(Source records)
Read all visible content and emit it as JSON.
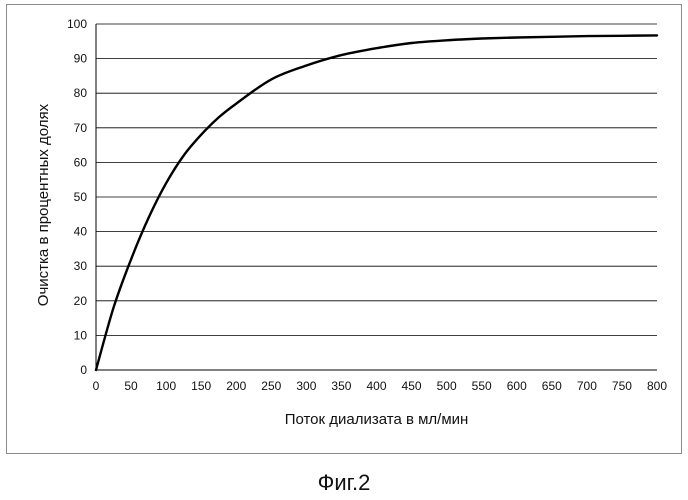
{
  "caption": "Фиг.2",
  "chart_data": {
    "type": "line",
    "xlabel": "Поток диализата в мл/мин",
    "ylabel": "Очистка в процентных долях",
    "xlim": [
      0,
      800
    ],
    "ylim": [
      0,
      100
    ],
    "x_ticks": [
      0,
      50,
      100,
      150,
      200,
      250,
      300,
      350,
      400,
      450,
      500,
      550,
      600,
      650,
      700,
      750,
      800
    ],
    "y_ticks": [
      0,
      10,
      20,
      30,
      40,
      50,
      60,
      70,
      80,
      90,
      100
    ],
    "grid": "horizontal",
    "legend": "none",
    "series": [
      {
        "x": [
          0,
          25,
          50,
          75,
          100,
          125,
          150,
          175,
          200,
          250,
          300,
          350,
          400,
          450,
          500,
          550,
          600,
          650,
          700,
          750,
          800
        ],
        "values": [
          0,
          18,
          32,
          44,
          54,
          62,
          68,
          73,
          77,
          84,
          88,
          91,
          93,
          94.5,
          95.3,
          95.8,
          96.1,
          96.3,
          96.5,
          96.6,
          96.7
        ]
      }
    ],
    "colors": {
      "line": "#000000",
      "grid": "#000000",
      "axis": "#000000"
    }
  }
}
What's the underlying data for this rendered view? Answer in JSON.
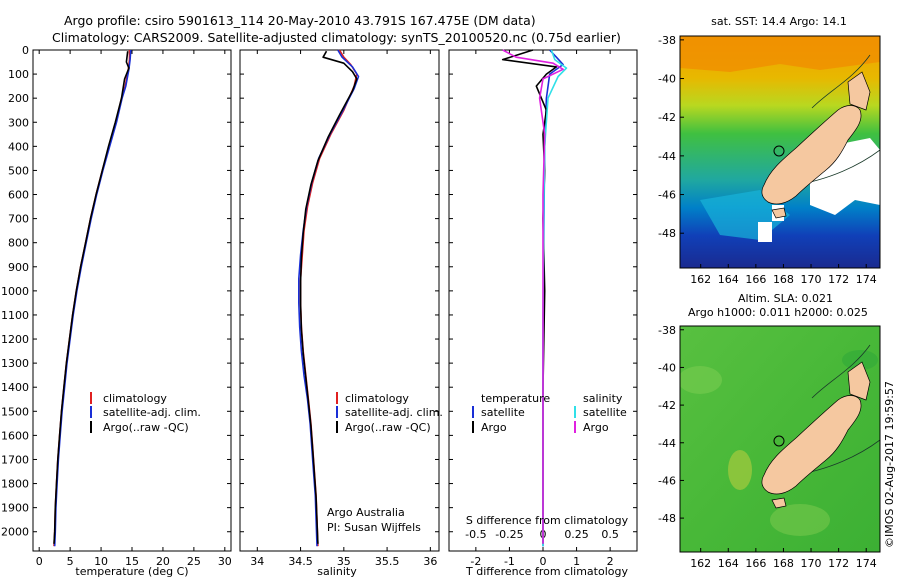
{
  "header": {
    "title_line1": "Argo profile: csiro 5901613_114 20-May-2010 43.791S 167.475E (DM data)",
    "title_line2": "Climatology: CARS2009. Satellite-adjusted climatology: synTS_20100520.nc (0.75d earlier)"
  },
  "colors": {
    "climatology": "#e02020",
    "satellite": "#1a2fd6",
    "argo": "#000000",
    "sat_salinity": "#30e0e8",
    "argo_salinity": "#e020e0",
    "land": "#f5c8a0"
  },
  "chart_data": [
    {
      "type": "line",
      "xlabel": "temperature (deg C)",
      "ylabel": "",
      "xlim": [
        -1,
        31
      ],
      "ylim": [
        2080,
        0
      ],
      "x_ticks": [
        "0",
        "5",
        "10",
        "15",
        "20",
        "25",
        "30"
      ],
      "y_ticks": [
        "0",
        "100",
        "200",
        "300",
        "400",
        "500",
        "600",
        "700",
        "800",
        "900",
        "1000",
        "1100",
        "1200",
        "1300",
        "1400",
        "1500",
        "1600",
        "1700",
        "1800",
        "1900",
        "2000"
      ],
      "legend": [
        "climatology",
        "satellite-adj. clim.",
        "Argo(..raw -QC)"
      ],
      "series": [
        {
          "name": "climatology",
          "color": "#e02020",
          "points": [
            [
              14.6,
              0
            ],
            [
              14.6,
              40
            ],
            [
              14.4,
              80
            ],
            [
              13.9,
              150
            ],
            [
              13.3,
              200
            ],
            [
              12.4,
              300
            ],
            [
              11.3,
              400
            ],
            [
              10.2,
              500
            ],
            [
              9.2,
              600
            ],
            [
              8.3,
              700
            ],
            [
              7.5,
              800
            ],
            [
              6.7,
              900
            ],
            [
              6.0,
              1000
            ],
            [
              5.4,
              1100
            ],
            [
              4.9,
              1200
            ],
            [
              4.4,
              1300
            ],
            [
              4.0,
              1400
            ],
            [
              3.6,
              1500
            ],
            [
              3.3,
              1600
            ],
            [
              3.0,
              1700
            ],
            [
              2.8,
              1800
            ],
            [
              2.6,
              1900
            ],
            [
              2.5,
              2000
            ],
            [
              2.4,
              2060
            ]
          ]
        },
        {
          "name": "satellite-adj. clim.",
          "color": "#1a2fd6",
          "points": [
            [
              14.8,
              0
            ],
            [
              14.7,
              40
            ],
            [
              14.5,
              80
            ],
            [
              14.0,
              150
            ],
            [
              13.4,
              200
            ],
            [
              12.5,
              300
            ],
            [
              11.4,
              400
            ],
            [
              10.3,
              500
            ],
            [
              9.3,
              600
            ],
            [
              8.4,
              700
            ],
            [
              7.6,
              800
            ],
            [
              6.8,
              900
            ],
            [
              6.1,
              1000
            ],
            [
              5.5,
              1100
            ],
            [
              5.0,
              1200
            ],
            [
              4.5,
              1300
            ],
            [
              4.1,
              1400
            ],
            [
              3.7,
              1500
            ],
            [
              3.4,
              1600
            ],
            [
              3.1,
              1700
            ],
            [
              2.9,
              1800
            ],
            [
              2.7,
              1900
            ],
            [
              2.6,
              2000
            ],
            [
              2.5,
              2060
            ]
          ]
        },
        {
          "name": "Argo(..raw -QC)",
          "color": "#000000",
          "points": [
            [
              14.3,
              5
            ],
            [
              14.1,
              50
            ],
            [
              14.5,
              75
            ],
            [
              13.8,
              120
            ],
            [
              13.3,
              200
            ],
            [
              12.3,
              300
            ],
            [
              11.2,
              400
            ],
            [
              10.2,
              500
            ],
            [
              9.2,
              600
            ],
            [
              8.3,
              700
            ],
            [
              7.5,
              800
            ],
            [
              6.7,
              900
            ],
            [
              6.0,
              1000
            ],
            [
              5.4,
              1100
            ],
            [
              4.9,
              1200
            ],
            [
              4.4,
              1300
            ],
            [
              4.0,
              1400
            ],
            [
              3.6,
              1500
            ],
            [
              3.3,
              1600
            ],
            [
              3.0,
              1700
            ],
            [
              2.8,
              1800
            ],
            [
              2.6,
              1900
            ],
            [
              2.5,
              2000
            ],
            [
              2.4,
              2050
            ]
          ]
        }
      ]
    },
    {
      "type": "line",
      "xlabel": "salinity",
      "xlim": [
        33.8,
        36.1
      ],
      "ylim": [
        2080,
        0
      ],
      "x_ticks": [
        "34",
        "34.5",
        "35",
        "35.5",
        "36"
      ],
      "legend": [
        "climatology",
        "satellite-adj. clim.",
        "Argo(..raw -QC)"
      ],
      "annotation": [
        "Argo Australia",
        "PI: Susan Wijffels"
      ],
      "series": [
        {
          "name": "climatology",
          "color": "#e02020",
          "points": [
            [
              34.95,
              0
            ],
            [
              35.0,
              30
            ],
            [
              35.08,
              60
            ],
            [
              35.15,
              100
            ],
            [
              35.12,
              150
            ],
            [
              35.0,
              250
            ],
            [
              34.85,
              350
            ],
            [
              34.72,
              450
            ],
            [
              34.64,
              550
            ],
            [
              34.58,
              650
            ],
            [
              34.54,
              750
            ],
            [
              34.52,
              850
            ],
            [
              34.5,
              950
            ],
            [
              34.5,
              1050
            ],
            [
              34.51,
              1150
            ],
            [
              34.53,
              1250
            ],
            [
              34.56,
              1350
            ],
            [
              34.59,
              1450
            ],
            [
              34.62,
              1550
            ],
            [
              34.64,
              1650
            ],
            [
              34.66,
              1750
            ],
            [
              34.68,
              1850
            ],
            [
              34.69,
              1950
            ],
            [
              34.7,
              2060
            ]
          ]
        },
        {
          "name": "satellite-adj. clim.",
          "color": "#1a2fd6",
          "points": [
            [
              34.93,
              0
            ],
            [
              34.98,
              30
            ],
            [
              35.1,
              70
            ],
            [
              35.17,
              110
            ],
            [
              35.12,
              160
            ],
            [
              34.99,
              250
            ],
            [
              34.84,
              350
            ],
            [
              34.71,
              450
            ],
            [
              34.63,
              550
            ],
            [
              34.57,
              650
            ],
            [
              34.53,
              750
            ],
            [
              34.5,
              850
            ],
            [
              34.48,
              950
            ],
            [
              34.48,
              1050
            ],
            [
              34.49,
              1150
            ],
            [
              34.51,
              1250
            ],
            [
              34.54,
              1350
            ],
            [
              34.58,
              1450
            ],
            [
              34.61,
              1550
            ],
            [
              34.63,
              1650
            ],
            [
              34.65,
              1750
            ],
            [
              34.67,
              1850
            ],
            [
              34.68,
              1950
            ],
            [
              34.69,
              2060
            ]
          ]
        },
        {
          "name": "Argo(..raw -QC)",
          "color": "#000000",
          "points": [
            [
              34.8,
              5
            ],
            [
              34.76,
              30
            ],
            [
              35.0,
              55
            ],
            [
              35.1,
              90
            ],
            [
              35.15,
              120
            ],
            [
              35.1,
              170
            ],
            [
              34.95,
              270
            ],
            [
              34.82,
              360
            ],
            [
              34.7,
              460
            ],
            [
              34.62,
              560
            ],
            [
              34.56,
              660
            ],
            [
              34.53,
              760
            ],
            [
              34.51,
              860
            ],
            [
              34.5,
              960
            ],
            [
              34.5,
              1060
            ],
            [
              34.51,
              1160
            ],
            [
              34.53,
              1260
            ],
            [
              34.56,
              1360
            ],
            [
              34.59,
              1460
            ],
            [
              34.62,
              1560
            ],
            [
              34.64,
              1660
            ],
            [
              34.66,
              1760
            ],
            [
              34.68,
              1860
            ],
            [
              34.69,
              1960
            ],
            [
              34.7,
              2050
            ]
          ]
        }
      ]
    },
    {
      "type": "line",
      "xlabel": "T difference from climatology",
      "top_axis_label": "S difference from climatology",
      "xlim": [
        -2.8,
        2.8
      ],
      "ylim": [
        2080,
        0
      ],
      "x_ticks": [
        "-2",
        "-1",
        "0",
        "1",
        "2"
      ],
      "top_ticks": [
        "-0.5",
        "-0.25",
        "0",
        "0.25",
        "0.5"
      ],
      "legend_temperature": {
        "title": "temperature",
        "items": [
          "satellite",
          "Argo"
        ]
      },
      "legend_salinity": {
        "title": "salinity",
        "items": [
          "satellite",
          "Argo"
        ]
      },
      "series": [
        {
          "name": "satellite",
          "color": "#1a2fd6",
          "points": [
            [
              0.2,
              0
            ],
            [
              0.4,
              30
            ],
            [
              0.6,
              60
            ],
            [
              0.2,
              100
            ],
            [
              0.1,
              200
            ],
            [
              0.05,
              400
            ],
            [
              0.02,
              800
            ],
            [
              0.0,
              1200
            ],
            [
              0.0,
              2060
            ]
          ]
        },
        {
          "name": "Argo",
          "color": "#000000",
          "points": [
            [
              -0.3,
              0
            ],
            [
              -1.2,
              40
            ],
            [
              0.4,
              70
            ],
            [
              0.1,
              100
            ],
            [
              -0.2,
              150
            ],
            [
              0.1,
              250
            ],
            [
              0.0,
              350
            ],
            [
              0.05,
              500
            ],
            [
              0.0,
              700
            ],
            [
              0.05,
              1000
            ],
            [
              0.0,
              1400
            ],
            [
              0.0,
              2050
            ]
          ]
        },
        {
          "name": "satellite",
          "color": "#30e0e8",
          "points": [
            [
              0.25,
              0
            ],
            [
              0.35,
              40
            ],
            [
              0.7,
              75
            ],
            [
              0.45,
              110
            ],
            [
              0.15,
              200
            ],
            [
              0.05,
              400
            ],
            [
              0.02,
              700
            ],
            [
              0.0,
              1100
            ],
            [
              0.0,
              2060
            ]
          ]
        },
        {
          "name": "Argo",
          "color": "#e020e0",
          "points": [
            [
              -1.2,
              0
            ],
            [
              -0.8,
              30
            ],
            [
              0.3,
              55
            ],
            [
              0.6,
              80
            ],
            [
              0.0,
              120
            ],
            [
              -0.1,
              200
            ],
            [
              0.05,
              350
            ],
            [
              0.0,
              600
            ],
            [
              0.0,
              900
            ],
            [
              0.0,
              1300
            ],
            [
              0.0,
              1800
            ],
            [
              0.0,
              2050
            ]
          ]
        }
      ]
    }
  ],
  "maps": [
    {
      "title": "sat. SST: 14.4  Argo: 14.1",
      "x_ticks": [
        "162",
        "164",
        "166",
        "168",
        "170",
        "172",
        "174"
      ],
      "y_ticks": [
        "-38",
        "-40",
        "-42",
        "-44",
        "-46",
        "-48"
      ],
      "lon_range": [
        160.5,
        175
      ],
      "lat_range": [
        -37.8,
        -49.8
      ],
      "argo_position": [
        167.475,
        -43.791
      ]
    },
    {
      "title_line1": "Altim. SLA: 0.021",
      "title_line2": "Argo h1000: 0.011 h2000: 0.025",
      "x_ticks": [
        "162",
        "164",
        "166",
        "168",
        "170",
        "172",
        "174"
      ],
      "y_ticks": [
        "-38",
        "-40",
        "-42",
        "-44",
        "-46",
        "-48"
      ],
      "lon_range": [
        160.5,
        175
      ],
      "lat_range": [
        -37.8,
        -49.8
      ],
      "argo_position": [
        167.475,
        -43.791
      ]
    }
  ],
  "watermark": "©IMOS 02-Aug-2017 19:59:57"
}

(Directions) Search the lines for the string "ylabel" and copy every line that has it.

(The solution)
    "ylabel": "Очистка в процентных долях",
      "ylabel": "",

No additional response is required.